┌──
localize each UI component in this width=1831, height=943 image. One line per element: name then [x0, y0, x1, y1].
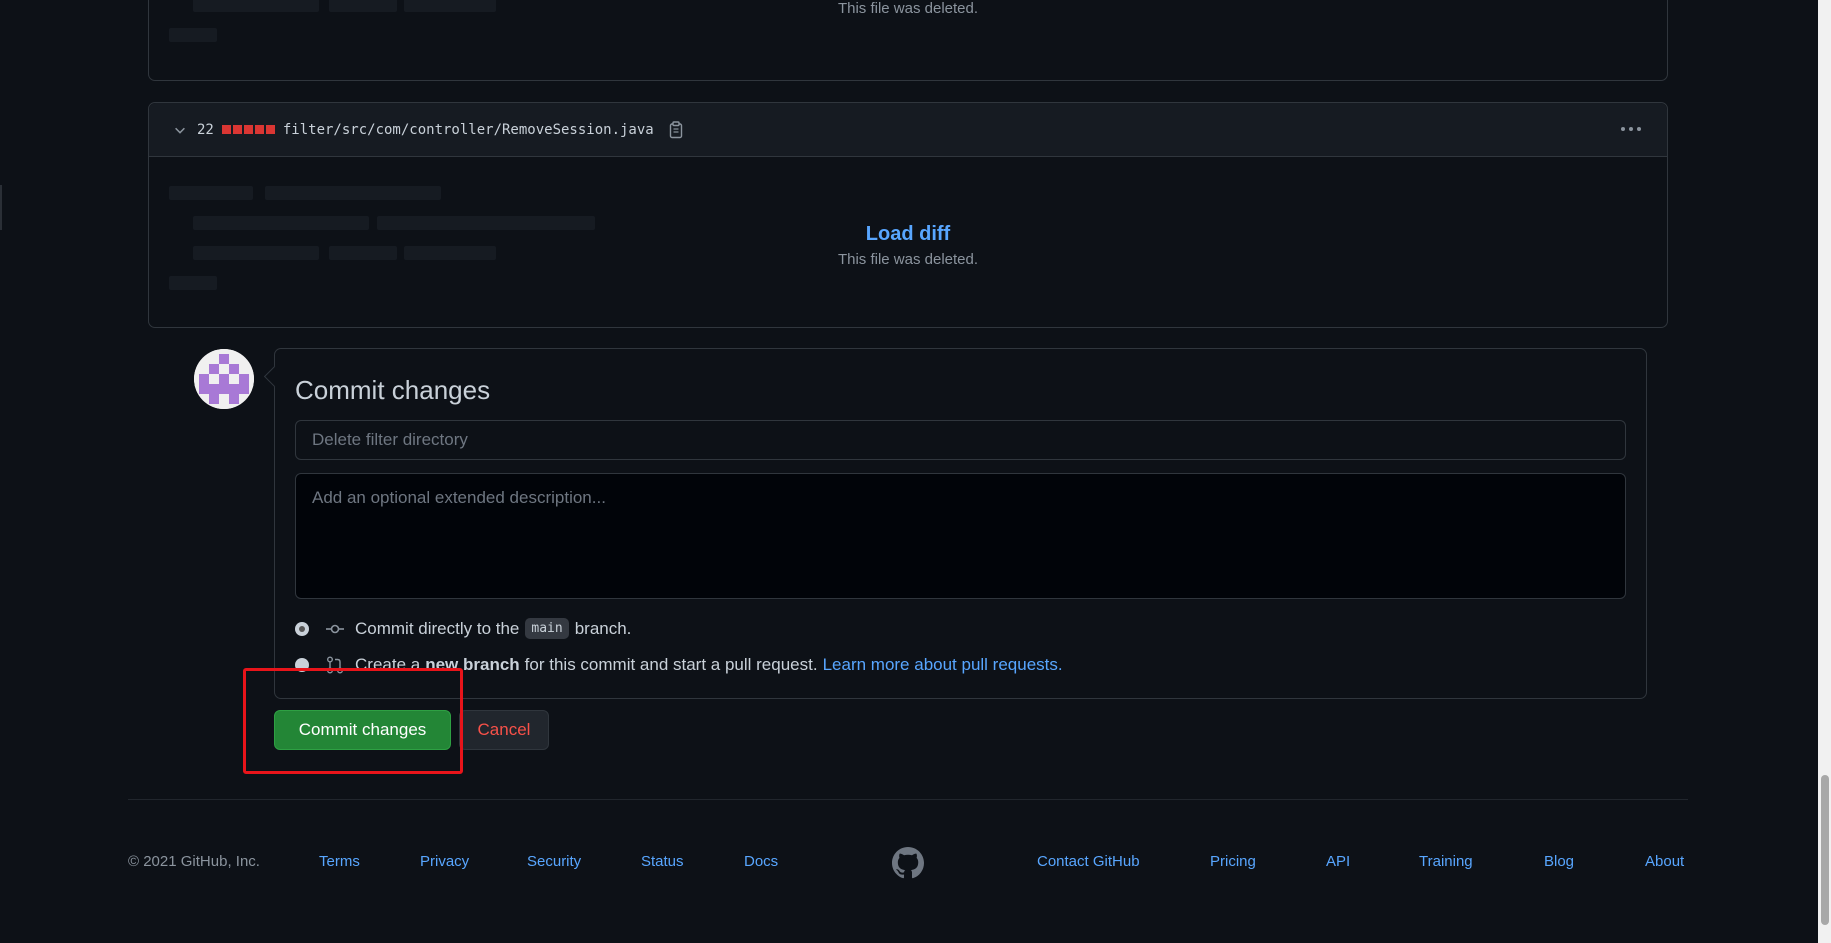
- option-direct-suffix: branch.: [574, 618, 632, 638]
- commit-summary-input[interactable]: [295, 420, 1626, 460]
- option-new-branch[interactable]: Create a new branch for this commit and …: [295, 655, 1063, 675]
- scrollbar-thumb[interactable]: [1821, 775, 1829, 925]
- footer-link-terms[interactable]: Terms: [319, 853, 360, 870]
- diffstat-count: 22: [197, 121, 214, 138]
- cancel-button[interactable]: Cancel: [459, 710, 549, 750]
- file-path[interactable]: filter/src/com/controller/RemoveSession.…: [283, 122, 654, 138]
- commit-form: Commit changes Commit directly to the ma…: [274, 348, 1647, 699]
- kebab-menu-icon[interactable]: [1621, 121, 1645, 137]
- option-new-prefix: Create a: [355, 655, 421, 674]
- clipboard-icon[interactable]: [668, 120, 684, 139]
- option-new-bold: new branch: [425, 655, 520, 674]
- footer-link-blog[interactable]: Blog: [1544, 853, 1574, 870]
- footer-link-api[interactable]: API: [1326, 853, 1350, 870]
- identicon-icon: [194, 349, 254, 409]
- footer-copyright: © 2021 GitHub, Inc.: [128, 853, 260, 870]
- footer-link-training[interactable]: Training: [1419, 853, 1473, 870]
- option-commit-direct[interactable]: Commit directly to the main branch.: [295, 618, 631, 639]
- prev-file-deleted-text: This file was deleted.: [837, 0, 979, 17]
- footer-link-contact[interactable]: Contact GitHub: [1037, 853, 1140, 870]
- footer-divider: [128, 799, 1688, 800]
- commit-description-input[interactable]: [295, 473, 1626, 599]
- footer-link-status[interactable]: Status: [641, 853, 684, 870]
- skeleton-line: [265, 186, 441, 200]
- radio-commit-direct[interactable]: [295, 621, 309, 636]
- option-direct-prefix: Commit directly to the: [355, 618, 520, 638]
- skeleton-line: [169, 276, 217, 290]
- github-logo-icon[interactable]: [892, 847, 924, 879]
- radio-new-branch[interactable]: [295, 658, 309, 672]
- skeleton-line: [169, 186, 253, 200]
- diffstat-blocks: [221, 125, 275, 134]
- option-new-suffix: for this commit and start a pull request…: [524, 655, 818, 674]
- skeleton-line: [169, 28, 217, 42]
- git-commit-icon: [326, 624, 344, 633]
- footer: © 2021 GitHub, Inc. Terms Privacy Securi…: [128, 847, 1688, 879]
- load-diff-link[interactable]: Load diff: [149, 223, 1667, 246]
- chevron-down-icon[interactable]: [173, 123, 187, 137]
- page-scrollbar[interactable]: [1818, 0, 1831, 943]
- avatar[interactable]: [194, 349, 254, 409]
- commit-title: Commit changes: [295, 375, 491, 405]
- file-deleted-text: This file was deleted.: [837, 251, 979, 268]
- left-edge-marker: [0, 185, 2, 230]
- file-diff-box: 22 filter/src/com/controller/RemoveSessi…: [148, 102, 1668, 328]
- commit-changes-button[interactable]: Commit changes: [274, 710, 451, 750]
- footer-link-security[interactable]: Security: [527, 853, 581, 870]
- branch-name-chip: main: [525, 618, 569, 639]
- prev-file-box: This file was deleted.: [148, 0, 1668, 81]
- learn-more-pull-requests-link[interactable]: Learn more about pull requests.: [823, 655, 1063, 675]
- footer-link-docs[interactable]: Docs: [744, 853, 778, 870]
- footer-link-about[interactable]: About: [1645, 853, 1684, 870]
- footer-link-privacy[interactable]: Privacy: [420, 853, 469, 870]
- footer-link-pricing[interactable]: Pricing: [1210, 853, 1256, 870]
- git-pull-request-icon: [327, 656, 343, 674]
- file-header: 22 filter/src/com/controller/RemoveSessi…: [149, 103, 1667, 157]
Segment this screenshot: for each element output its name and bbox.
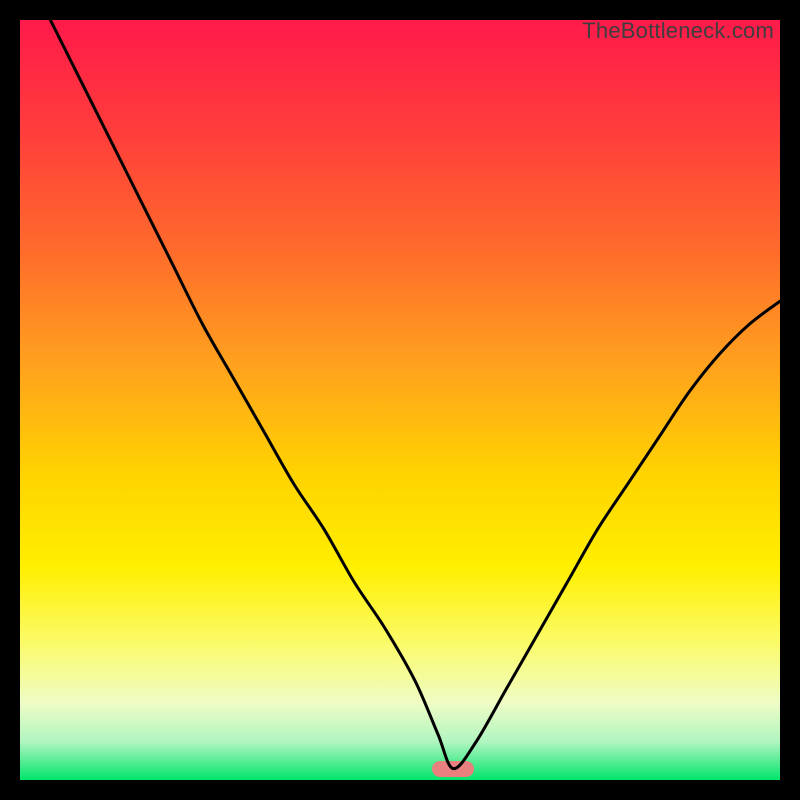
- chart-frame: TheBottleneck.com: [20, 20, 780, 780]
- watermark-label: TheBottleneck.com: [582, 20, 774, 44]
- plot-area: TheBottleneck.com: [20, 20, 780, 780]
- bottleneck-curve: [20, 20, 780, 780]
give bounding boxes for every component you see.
└──
# Exercise instructions
Retype all of the material above word for word, line by line, leaving out the pictures.

# Solution to the problem
localize each UI component in this width=1831, height=943 image. One line per element: name then [x0, y0, x1, y1].
- option-direct-suffix: branch.: [574, 618, 632, 638]
- commit-summary-input[interactable]: [295, 420, 1626, 460]
- option-new-branch[interactable]: Create a new branch for this commit and …: [295, 655, 1063, 675]
- scrollbar-thumb[interactable]: [1821, 775, 1829, 925]
- footer-link-terms[interactable]: Terms: [319, 853, 360, 870]
- diffstat-count: 22: [197, 121, 214, 138]
- cancel-button[interactable]: Cancel: [459, 710, 549, 750]
- file-path[interactable]: filter/src/com/controller/RemoveSession.…: [283, 122, 654, 138]
- commit-form: Commit changes Commit directly to the ma…: [274, 348, 1647, 699]
- kebab-menu-icon[interactable]: [1621, 121, 1645, 137]
- option-new-prefix: Create a: [355, 655, 421, 674]
- clipboard-icon[interactable]: [668, 120, 684, 139]
- option-new-bold: new branch: [425, 655, 520, 674]
- footer-link-blog[interactable]: Blog: [1544, 853, 1574, 870]
- footer-link-api[interactable]: API: [1326, 853, 1350, 870]
- identicon-icon: [194, 349, 254, 409]
- footer-copyright: © 2021 GitHub, Inc.: [128, 853, 260, 870]
- footer-link-training[interactable]: Training: [1419, 853, 1473, 870]
- option-commit-direct[interactable]: Commit directly to the main branch.: [295, 618, 631, 639]
- prev-file-deleted-text: This file was deleted.: [837, 0, 979, 17]
- footer-link-contact[interactable]: Contact GitHub: [1037, 853, 1140, 870]
- footer-divider: [128, 799, 1688, 800]
- commit-description-input[interactable]: [295, 473, 1626, 599]
- footer-link-status[interactable]: Status: [641, 853, 684, 870]
- skeleton-line: [265, 186, 441, 200]
- radio-commit-direct[interactable]: [295, 621, 309, 636]
- option-direct-prefix: Commit directly to the: [355, 618, 520, 638]
- skeleton-line: [169, 276, 217, 290]
- github-logo-icon[interactable]: [892, 847, 924, 879]
- radio-new-branch[interactable]: [295, 658, 309, 672]
- skeleton-line: [169, 186, 253, 200]
- diffstat-blocks: [221, 125, 275, 134]
- option-new-suffix: for this commit and start a pull request…: [524, 655, 818, 674]
- skeleton-line: [169, 28, 217, 42]
- git-commit-icon: [326, 624, 344, 633]
- footer: © 2021 GitHub, Inc. Terms Privacy Securi…: [128, 847, 1688, 879]
- load-diff-link[interactable]: Load diff: [149, 223, 1667, 246]
- chevron-down-icon[interactable]: [173, 123, 187, 137]
- page-scrollbar[interactable]: [1818, 0, 1831, 943]
- avatar[interactable]: [194, 349, 254, 409]
- commit-title: Commit changes: [295, 375, 491, 405]
- file-deleted-text: This file was deleted.: [837, 251, 979, 268]
- left-edge-marker: [0, 185, 2, 230]
- file-diff-box: 22 filter/src/com/controller/RemoveSessi…: [148, 102, 1668, 328]
- commit-changes-button[interactable]: Commit changes: [274, 710, 451, 750]
- footer-link-security[interactable]: Security: [527, 853, 581, 870]
- branch-name-chip: main: [525, 618, 569, 639]
- prev-file-box: This file was deleted.: [148, 0, 1668, 81]
- learn-more-pull-requests-link[interactable]: Learn more about pull requests.: [823, 655, 1063, 675]
- footer-link-docs[interactable]: Docs: [744, 853, 778, 870]
- footer-link-about[interactable]: About: [1645, 853, 1684, 870]
- footer-link-privacy[interactable]: Privacy: [420, 853, 469, 870]
- footer-link-pricing[interactable]: Pricing: [1210, 853, 1256, 870]
- git-pull-request-icon: [327, 656, 343, 674]
- file-header: 22 filter/src/com/controller/RemoveSessi…: [149, 103, 1667, 157]
Segment this screenshot: for each element output its name and bbox.
- chart-frame: TheBottleneck.com: [20, 20, 780, 780]
- watermark-label: TheBottleneck.com: [582, 20, 774, 44]
- plot-area: TheBottleneck.com: [20, 20, 780, 780]
- bottleneck-curve: [20, 20, 780, 780]
give bounding boxes for every component you see.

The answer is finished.